* [BRIEF] Make a tally of the lines in the records that include the string "NOVEMBRE", and give only that number.

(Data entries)
────────

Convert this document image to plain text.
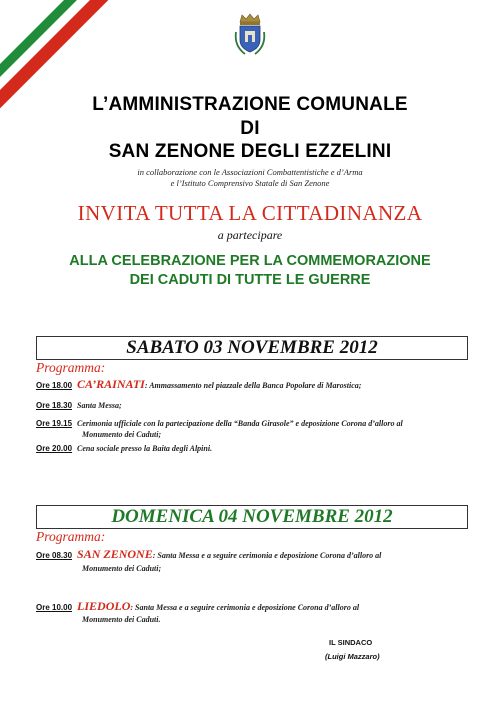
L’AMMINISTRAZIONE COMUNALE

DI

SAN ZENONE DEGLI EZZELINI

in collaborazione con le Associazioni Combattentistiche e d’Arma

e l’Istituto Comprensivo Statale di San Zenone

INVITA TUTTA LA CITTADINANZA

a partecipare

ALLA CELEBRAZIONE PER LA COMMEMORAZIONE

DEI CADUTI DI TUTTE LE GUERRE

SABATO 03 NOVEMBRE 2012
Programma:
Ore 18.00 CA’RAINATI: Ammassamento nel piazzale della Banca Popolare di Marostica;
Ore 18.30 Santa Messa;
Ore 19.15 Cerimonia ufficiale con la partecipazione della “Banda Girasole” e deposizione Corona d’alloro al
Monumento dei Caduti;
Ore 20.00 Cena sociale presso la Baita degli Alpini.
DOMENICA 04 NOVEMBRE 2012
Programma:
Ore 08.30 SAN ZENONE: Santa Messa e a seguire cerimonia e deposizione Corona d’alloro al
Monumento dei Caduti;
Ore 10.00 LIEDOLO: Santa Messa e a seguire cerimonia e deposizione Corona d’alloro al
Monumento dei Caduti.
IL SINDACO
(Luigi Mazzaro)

────────

* [SOLUTION FOR THIS PROBLEM] 2